The Walking Dead'in dokunaklı finali, her zaman harika bir dizi olduğunu kanıtladı

AMC'nin zombi dizisi sona erdi ve izleyicilerin sınırlarını test etmiş olsa da bazı en iyi anları izleyiciler diziyi bıraktıktan sonraydı

(AMC Studios)
(AMC Studios)
TT

The Walking Dead'in dokunaklı finali, her zaman harika bir dizi olduğunu kanıtladı

(AMC Studios)
(AMC Studios)

Bugünlerde The Walking Dead'den bahsedildiğinde genellikle dudak bükülüyor. Sonra da bir inilti geliyor. Ve ardından da şu kelimeler: "Bu dizi çok ama çok kötü oldu!" Başlangıçta hayran olunan dizilerde bu çok sık görülüyor. Lost, Homeland ve ER ilk sezonlarında gönülden benimsenmişti fakat sürdükçe "İlerledikçe uyduruyorlardı!", "Zirveyi ilk sezonda gördü!", "Yıllardır iyi değildi!" gibi basit eleştirilerle karşılaştılar. Ancak bu yakınmalar sadece hayal gücünden yoksun değil, aynı zamanda yanlış da.
Doğru olan şu ki, The Walking Dead orta büyüklükte bir çizgi roman uyarlaması olarak başladı ve karakterlerinin defalarca kaçmaya çalıştığı zombi sürüsü kadar devasa bir seriye dönüştü. AMC için Mad Men ve Breaking Bad'in ardından, pek beklenmese de, eleştirmenlerin sevdiği sağlam bir yapım oldu. 6 sezon boyunca bu başarıyı sürdürdü ve o noktada ABD'nin en çok izlenen dizisiydi. Sonra 7. sezon geldi.

> [Verilen veriler]:

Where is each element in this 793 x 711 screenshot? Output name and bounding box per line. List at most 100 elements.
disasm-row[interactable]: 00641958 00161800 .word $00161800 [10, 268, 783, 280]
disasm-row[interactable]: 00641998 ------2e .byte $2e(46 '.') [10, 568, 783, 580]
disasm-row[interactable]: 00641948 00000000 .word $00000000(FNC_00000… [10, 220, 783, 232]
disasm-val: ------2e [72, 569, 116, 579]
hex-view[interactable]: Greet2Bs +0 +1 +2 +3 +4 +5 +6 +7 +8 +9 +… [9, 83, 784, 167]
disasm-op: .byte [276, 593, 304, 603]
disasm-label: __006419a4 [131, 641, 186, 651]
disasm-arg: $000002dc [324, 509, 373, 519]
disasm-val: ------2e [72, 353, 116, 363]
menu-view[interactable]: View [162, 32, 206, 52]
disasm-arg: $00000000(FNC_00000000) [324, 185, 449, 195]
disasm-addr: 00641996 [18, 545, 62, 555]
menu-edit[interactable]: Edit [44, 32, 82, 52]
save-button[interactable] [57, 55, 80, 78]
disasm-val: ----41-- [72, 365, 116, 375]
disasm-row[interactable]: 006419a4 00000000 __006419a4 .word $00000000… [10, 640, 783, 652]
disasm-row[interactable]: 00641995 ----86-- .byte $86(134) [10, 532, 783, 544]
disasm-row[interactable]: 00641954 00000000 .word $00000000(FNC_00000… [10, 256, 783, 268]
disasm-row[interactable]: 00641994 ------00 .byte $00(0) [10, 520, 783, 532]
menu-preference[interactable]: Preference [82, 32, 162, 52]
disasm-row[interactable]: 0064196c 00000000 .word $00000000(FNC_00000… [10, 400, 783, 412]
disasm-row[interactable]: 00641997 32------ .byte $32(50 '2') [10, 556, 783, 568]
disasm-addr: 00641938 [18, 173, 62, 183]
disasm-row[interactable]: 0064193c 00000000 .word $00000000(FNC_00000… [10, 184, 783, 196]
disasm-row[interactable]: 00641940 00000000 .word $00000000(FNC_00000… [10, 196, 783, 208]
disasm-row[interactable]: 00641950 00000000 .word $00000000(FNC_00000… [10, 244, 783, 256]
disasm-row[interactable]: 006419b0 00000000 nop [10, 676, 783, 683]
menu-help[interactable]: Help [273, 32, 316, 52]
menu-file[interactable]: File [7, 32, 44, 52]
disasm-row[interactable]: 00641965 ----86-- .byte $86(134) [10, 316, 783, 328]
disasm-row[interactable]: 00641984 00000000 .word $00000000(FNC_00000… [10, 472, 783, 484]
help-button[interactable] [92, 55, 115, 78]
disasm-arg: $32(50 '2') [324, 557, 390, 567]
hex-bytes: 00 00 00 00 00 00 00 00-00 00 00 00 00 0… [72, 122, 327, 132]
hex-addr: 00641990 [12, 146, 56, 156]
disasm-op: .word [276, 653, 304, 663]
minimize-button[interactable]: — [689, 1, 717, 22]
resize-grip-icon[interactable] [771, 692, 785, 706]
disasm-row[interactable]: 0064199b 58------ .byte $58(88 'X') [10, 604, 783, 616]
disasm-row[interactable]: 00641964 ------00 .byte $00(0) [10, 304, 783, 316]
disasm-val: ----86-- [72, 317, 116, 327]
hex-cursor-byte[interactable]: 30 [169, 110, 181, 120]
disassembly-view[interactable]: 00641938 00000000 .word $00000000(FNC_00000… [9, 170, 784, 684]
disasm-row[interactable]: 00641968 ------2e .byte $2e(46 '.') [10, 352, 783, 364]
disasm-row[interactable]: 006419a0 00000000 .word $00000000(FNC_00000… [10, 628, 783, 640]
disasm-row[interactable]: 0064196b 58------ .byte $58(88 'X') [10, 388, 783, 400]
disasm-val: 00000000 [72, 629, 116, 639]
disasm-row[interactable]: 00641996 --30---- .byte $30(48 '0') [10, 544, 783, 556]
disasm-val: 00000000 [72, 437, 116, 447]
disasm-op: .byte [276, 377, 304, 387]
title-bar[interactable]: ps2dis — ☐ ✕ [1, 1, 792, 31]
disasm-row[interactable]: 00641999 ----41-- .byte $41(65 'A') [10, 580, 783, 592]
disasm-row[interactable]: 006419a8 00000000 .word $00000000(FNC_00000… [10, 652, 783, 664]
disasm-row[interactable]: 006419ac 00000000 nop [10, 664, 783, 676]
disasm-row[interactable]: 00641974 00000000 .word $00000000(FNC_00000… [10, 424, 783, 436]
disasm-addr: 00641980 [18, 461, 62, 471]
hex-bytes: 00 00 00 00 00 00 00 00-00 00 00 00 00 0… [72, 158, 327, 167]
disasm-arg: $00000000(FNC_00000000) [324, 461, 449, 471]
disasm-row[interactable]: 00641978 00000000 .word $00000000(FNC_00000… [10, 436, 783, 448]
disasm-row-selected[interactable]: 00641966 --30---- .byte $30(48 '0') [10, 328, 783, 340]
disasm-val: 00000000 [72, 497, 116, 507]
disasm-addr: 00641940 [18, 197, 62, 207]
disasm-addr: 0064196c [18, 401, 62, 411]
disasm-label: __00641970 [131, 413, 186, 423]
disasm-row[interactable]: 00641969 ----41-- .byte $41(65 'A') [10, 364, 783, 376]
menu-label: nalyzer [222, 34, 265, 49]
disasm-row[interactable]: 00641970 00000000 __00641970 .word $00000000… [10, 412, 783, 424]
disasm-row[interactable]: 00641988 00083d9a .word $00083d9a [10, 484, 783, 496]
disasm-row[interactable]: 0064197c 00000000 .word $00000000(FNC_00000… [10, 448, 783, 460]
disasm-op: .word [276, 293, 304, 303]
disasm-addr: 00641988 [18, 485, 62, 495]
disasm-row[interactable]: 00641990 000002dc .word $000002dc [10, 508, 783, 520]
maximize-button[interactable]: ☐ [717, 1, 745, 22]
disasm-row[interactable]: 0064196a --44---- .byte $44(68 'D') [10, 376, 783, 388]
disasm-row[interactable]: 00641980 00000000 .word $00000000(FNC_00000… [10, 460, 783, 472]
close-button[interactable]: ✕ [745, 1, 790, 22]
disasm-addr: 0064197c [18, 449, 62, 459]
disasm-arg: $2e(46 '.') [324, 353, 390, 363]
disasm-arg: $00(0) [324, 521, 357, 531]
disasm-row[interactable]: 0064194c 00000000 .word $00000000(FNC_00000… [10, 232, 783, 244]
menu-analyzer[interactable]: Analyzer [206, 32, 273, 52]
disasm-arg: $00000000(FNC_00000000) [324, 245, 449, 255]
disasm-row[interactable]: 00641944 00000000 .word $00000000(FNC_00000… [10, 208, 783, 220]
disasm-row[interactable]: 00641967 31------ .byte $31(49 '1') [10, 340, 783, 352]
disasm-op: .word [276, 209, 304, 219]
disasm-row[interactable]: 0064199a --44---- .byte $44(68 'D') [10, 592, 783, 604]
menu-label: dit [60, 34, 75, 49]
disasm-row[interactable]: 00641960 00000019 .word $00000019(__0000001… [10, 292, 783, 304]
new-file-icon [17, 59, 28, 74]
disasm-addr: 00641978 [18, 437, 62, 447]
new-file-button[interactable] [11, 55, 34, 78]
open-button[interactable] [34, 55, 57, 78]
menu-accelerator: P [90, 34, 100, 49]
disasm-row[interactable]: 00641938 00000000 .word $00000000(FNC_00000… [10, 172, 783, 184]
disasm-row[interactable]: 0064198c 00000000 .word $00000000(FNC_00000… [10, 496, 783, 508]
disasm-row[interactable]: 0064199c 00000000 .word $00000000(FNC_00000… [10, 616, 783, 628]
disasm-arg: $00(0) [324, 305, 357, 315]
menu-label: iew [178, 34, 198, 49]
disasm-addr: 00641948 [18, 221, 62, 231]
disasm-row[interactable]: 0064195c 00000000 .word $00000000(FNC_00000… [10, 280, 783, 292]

> [Alıştırma görevi A]:
Şu ifadelerin The Walking Dead hakkındaki metin alıntısıyla uyuşup uyuşmadığını belirt: (i) The Walking Dead bir çizgi roman uyarlaması olarak başladı. (ii) Lost, Homeland ve ER ilk sezonlarında soğuk karşılanmıştı. (iii) Yazar, bu dizilere yönelik yakınmaları yanlış buluyor.
> [Alıştırma görevi B]:
Girdilerin ilk satırından "disasm-row[interactable]: 00641995 ----86-- .byte" geçen satıra kadar (o satır da dahil) tüm satırları yeniden yaz; bunlarda "disasm-val" adını "disasm-value" olarak değiştir, geri kalan her şeyi aynen bırak.

> [Doğru cevap A]:
(i) Evet: "The Walking Dead orta büyüklükte bir çizgi roman uyarlaması olarak başladı"
(ii) Hayır: "Lost, Homeland ve ER ilk sezonlarında gönülden benimsenmişti"
(iii) Evet: "Ancak bu yakınmalar sadece hayal gücünden yoksun değil, aynı zamanda yanlış da."

> [Doğru cevap B]:
Where is each element in this 793 x 711 screenshot? Output name and bounding box per line. List at most 100 elements.
disasm-row[interactable]: 00641958 00161800 .word $00161800 [10, 268, 783, 280]
disasm-row[interactable]: 00641998 ------2e .byte $2e(46 '.') [10, 568, 783, 580]
disasm-row[interactable]: 00641948 00000000 .word $00000000(FNC_00000… [10, 220, 783, 232]
disasm-value: ------2e [72, 569, 116, 579]
hex-view[interactable]: Greet2Bs +0 +1 +2 +3 +4 +5 +6 +7 +8 +9 +… [9, 83, 784, 167]
disasm-op: .byte [276, 593, 304, 603]
disasm-label: __006419a4 [131, 641, 186, 651]
disasm-arg: $000002dc [324, 509, 373, 519]
disasm-value: ------2e [72, 353, 116, 363]
menu-view[interactable]: View [162, 32, 206, 52]
disasm-arg: $00000000(FNC_00000000) [324, 185, 449, 195]
disasm-addr: 00641996 [18, 545, 62, 555]
menu-edit[interactable]: Edit [44, 32, 82, 52]
save-button[interactable] [57, 55, 80, 78]
disasm-value: ----41-- [72, 365, 116, 375]
disasm-row[interactable]: 006419a4 00000000 __006419a4 .word $00000000… [10, 640, 783, 652]
disasm-row[interactable]: 00641995 ----86-- .byte $86(134) [10, 532, 783, 544]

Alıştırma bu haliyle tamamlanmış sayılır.